**** Supplied material ****
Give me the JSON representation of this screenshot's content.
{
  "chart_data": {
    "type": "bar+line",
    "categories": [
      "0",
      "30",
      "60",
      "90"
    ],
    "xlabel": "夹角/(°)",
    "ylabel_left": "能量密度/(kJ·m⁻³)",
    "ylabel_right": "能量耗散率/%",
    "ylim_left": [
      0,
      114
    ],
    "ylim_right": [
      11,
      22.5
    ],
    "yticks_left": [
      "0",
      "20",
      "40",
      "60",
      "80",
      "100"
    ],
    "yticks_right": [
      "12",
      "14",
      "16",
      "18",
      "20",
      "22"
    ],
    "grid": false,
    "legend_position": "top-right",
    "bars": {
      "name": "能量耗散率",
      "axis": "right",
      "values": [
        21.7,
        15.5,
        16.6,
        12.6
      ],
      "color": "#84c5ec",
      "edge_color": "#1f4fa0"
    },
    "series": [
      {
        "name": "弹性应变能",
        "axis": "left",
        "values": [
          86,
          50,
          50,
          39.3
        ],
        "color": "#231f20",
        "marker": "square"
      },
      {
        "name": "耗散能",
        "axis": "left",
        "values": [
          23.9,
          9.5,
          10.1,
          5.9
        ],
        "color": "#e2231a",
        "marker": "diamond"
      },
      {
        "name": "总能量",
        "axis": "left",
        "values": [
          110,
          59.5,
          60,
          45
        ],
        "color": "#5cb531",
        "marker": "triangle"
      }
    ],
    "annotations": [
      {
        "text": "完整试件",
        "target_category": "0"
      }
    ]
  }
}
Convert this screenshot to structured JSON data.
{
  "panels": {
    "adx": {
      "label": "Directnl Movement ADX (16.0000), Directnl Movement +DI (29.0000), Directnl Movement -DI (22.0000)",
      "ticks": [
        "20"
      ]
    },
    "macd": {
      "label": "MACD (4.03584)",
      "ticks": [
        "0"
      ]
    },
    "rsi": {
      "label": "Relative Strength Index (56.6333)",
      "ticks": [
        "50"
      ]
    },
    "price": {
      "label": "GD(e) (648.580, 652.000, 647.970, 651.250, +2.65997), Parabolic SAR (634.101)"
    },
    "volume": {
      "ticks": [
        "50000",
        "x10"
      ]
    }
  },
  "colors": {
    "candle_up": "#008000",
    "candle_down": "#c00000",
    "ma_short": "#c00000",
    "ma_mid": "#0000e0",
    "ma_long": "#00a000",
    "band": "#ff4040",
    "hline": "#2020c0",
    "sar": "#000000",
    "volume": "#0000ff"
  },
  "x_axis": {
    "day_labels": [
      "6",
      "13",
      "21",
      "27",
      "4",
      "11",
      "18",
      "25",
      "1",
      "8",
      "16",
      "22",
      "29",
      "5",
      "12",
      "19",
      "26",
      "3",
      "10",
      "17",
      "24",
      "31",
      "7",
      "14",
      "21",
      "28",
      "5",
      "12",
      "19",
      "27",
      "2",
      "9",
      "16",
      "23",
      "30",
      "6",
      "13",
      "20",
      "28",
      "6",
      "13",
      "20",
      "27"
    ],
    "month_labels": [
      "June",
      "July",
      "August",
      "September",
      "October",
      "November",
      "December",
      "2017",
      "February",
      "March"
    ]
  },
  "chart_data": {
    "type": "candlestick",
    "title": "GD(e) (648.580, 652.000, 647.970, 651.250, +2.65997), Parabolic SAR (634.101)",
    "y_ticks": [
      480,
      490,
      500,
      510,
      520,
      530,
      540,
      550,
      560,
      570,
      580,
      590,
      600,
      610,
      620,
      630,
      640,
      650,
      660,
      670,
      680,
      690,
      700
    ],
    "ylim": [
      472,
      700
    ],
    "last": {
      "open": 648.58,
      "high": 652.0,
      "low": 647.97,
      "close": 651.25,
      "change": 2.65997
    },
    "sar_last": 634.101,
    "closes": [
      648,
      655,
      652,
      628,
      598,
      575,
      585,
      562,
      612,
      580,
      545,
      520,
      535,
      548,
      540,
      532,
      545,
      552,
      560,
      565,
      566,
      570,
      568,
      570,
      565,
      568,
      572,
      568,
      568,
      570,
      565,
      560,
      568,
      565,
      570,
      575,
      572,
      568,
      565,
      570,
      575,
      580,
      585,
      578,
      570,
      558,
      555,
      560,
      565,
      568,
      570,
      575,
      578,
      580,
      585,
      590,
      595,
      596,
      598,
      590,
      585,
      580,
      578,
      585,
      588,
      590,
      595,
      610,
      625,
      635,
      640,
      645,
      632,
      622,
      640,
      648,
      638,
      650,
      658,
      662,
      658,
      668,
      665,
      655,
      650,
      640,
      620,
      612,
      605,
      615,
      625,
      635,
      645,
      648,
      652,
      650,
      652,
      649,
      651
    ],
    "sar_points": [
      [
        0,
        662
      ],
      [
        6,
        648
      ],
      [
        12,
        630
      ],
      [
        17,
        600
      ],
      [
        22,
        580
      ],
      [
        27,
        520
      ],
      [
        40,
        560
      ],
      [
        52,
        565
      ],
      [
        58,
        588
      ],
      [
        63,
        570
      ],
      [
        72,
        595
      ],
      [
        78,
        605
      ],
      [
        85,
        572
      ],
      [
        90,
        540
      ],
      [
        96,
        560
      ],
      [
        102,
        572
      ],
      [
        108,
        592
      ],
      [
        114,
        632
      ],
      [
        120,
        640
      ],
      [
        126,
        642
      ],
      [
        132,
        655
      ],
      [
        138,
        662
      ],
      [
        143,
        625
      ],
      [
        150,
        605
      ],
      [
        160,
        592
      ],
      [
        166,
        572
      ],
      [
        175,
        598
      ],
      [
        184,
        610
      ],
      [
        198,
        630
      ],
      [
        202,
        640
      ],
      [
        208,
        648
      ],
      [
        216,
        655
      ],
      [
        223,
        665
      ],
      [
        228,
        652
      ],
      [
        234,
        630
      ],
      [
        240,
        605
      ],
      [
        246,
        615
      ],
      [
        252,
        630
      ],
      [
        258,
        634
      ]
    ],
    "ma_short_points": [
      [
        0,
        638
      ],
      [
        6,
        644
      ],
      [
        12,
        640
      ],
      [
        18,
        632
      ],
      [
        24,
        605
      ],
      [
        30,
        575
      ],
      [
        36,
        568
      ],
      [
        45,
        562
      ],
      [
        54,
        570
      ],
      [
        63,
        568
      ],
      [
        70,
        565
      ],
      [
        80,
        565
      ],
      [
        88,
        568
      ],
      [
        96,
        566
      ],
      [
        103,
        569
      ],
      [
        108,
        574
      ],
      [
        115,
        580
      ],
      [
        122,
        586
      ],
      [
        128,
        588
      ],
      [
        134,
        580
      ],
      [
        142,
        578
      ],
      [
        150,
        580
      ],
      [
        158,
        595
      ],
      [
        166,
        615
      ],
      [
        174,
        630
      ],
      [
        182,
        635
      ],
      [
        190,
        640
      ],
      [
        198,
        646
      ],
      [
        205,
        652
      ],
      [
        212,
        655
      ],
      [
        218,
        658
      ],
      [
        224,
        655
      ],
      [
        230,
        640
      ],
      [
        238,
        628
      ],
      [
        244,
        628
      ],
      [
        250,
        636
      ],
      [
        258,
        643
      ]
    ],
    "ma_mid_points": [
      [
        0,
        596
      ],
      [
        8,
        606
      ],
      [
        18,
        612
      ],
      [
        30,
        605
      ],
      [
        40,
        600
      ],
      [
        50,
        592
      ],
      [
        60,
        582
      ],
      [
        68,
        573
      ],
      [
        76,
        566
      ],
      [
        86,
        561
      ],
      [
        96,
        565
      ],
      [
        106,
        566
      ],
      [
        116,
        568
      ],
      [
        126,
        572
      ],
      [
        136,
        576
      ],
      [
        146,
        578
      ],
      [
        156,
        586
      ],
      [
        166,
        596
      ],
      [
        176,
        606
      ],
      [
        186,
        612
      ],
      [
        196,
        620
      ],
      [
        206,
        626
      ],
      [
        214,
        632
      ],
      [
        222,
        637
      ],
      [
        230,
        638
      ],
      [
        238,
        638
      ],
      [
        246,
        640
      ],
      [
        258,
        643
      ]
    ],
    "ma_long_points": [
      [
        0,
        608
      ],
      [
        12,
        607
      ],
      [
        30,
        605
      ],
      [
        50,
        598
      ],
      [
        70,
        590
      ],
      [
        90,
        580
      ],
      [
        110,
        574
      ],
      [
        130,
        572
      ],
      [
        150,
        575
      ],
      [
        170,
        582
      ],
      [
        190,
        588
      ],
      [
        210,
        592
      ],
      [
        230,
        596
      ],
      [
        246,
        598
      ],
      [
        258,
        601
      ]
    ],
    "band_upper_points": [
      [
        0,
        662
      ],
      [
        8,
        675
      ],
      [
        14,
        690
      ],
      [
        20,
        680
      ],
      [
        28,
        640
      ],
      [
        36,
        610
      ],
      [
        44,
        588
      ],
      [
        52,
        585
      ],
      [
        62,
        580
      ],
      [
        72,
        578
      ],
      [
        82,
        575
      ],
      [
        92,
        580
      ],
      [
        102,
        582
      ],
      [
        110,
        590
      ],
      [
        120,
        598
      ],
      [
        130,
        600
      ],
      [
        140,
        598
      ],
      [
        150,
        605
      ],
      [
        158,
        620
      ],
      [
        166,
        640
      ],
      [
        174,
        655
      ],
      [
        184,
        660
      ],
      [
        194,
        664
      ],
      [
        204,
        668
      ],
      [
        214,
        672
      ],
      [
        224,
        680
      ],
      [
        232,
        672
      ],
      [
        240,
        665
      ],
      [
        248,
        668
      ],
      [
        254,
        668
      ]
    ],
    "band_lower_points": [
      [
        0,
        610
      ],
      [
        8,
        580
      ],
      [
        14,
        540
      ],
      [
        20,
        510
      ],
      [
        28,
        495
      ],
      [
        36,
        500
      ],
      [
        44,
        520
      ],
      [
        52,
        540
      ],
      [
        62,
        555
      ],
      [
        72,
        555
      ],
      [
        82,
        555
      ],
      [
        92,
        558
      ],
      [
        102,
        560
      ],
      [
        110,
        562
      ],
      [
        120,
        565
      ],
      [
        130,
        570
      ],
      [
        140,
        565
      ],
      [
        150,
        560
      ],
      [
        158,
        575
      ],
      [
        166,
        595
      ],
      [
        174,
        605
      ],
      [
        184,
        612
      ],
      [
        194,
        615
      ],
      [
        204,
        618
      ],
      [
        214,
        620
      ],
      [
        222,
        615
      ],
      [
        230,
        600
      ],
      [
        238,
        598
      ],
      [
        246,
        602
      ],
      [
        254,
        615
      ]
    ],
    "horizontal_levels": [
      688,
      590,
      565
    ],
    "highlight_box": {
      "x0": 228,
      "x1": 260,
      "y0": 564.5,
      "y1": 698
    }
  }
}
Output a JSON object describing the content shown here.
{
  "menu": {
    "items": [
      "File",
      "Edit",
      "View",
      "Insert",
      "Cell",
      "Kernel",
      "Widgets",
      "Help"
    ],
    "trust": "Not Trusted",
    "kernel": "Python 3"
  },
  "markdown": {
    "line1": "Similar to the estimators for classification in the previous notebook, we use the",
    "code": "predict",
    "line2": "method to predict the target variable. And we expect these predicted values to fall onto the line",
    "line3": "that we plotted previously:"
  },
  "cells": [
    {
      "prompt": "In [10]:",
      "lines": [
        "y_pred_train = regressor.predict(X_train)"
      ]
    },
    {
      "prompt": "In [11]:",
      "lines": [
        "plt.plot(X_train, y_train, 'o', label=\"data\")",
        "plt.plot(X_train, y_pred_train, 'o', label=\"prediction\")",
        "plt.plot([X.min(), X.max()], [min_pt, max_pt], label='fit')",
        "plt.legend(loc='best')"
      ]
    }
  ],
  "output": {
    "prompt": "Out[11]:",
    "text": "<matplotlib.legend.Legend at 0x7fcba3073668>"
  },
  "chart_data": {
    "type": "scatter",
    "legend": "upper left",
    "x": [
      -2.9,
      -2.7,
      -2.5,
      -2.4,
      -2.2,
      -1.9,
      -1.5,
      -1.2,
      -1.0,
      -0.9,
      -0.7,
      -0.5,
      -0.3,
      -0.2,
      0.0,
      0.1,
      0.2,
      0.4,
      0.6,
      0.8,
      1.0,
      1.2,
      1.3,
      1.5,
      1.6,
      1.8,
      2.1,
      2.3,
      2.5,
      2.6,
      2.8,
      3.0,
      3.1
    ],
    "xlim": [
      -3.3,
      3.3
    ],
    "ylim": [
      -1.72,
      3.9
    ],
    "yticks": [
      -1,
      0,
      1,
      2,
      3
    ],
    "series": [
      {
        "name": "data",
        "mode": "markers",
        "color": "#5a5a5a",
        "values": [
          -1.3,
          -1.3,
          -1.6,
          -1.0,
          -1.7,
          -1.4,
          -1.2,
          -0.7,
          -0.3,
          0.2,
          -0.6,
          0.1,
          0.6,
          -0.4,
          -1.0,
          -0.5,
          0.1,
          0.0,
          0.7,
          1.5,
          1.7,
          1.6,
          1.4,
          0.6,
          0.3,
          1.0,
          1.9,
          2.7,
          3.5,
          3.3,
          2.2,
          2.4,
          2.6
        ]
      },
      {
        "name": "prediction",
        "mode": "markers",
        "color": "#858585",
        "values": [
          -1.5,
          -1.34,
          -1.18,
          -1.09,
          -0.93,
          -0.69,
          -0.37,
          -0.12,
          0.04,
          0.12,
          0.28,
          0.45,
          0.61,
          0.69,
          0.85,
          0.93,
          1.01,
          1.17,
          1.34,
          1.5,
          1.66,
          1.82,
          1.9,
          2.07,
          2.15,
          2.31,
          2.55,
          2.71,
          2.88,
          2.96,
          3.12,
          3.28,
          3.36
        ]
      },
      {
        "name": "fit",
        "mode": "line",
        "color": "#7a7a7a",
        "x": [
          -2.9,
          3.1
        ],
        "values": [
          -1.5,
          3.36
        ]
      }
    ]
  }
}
****
-- The problem --
Make a list of all lines in the data that contain "name".

-- Correct answer --
      "name": "能量耗散率",
        "name": "弹性应变能",
        "name": "耗散能",
        "name": "总能量",
        "name": "data",
        "name": "prediction",
        "name": "fit",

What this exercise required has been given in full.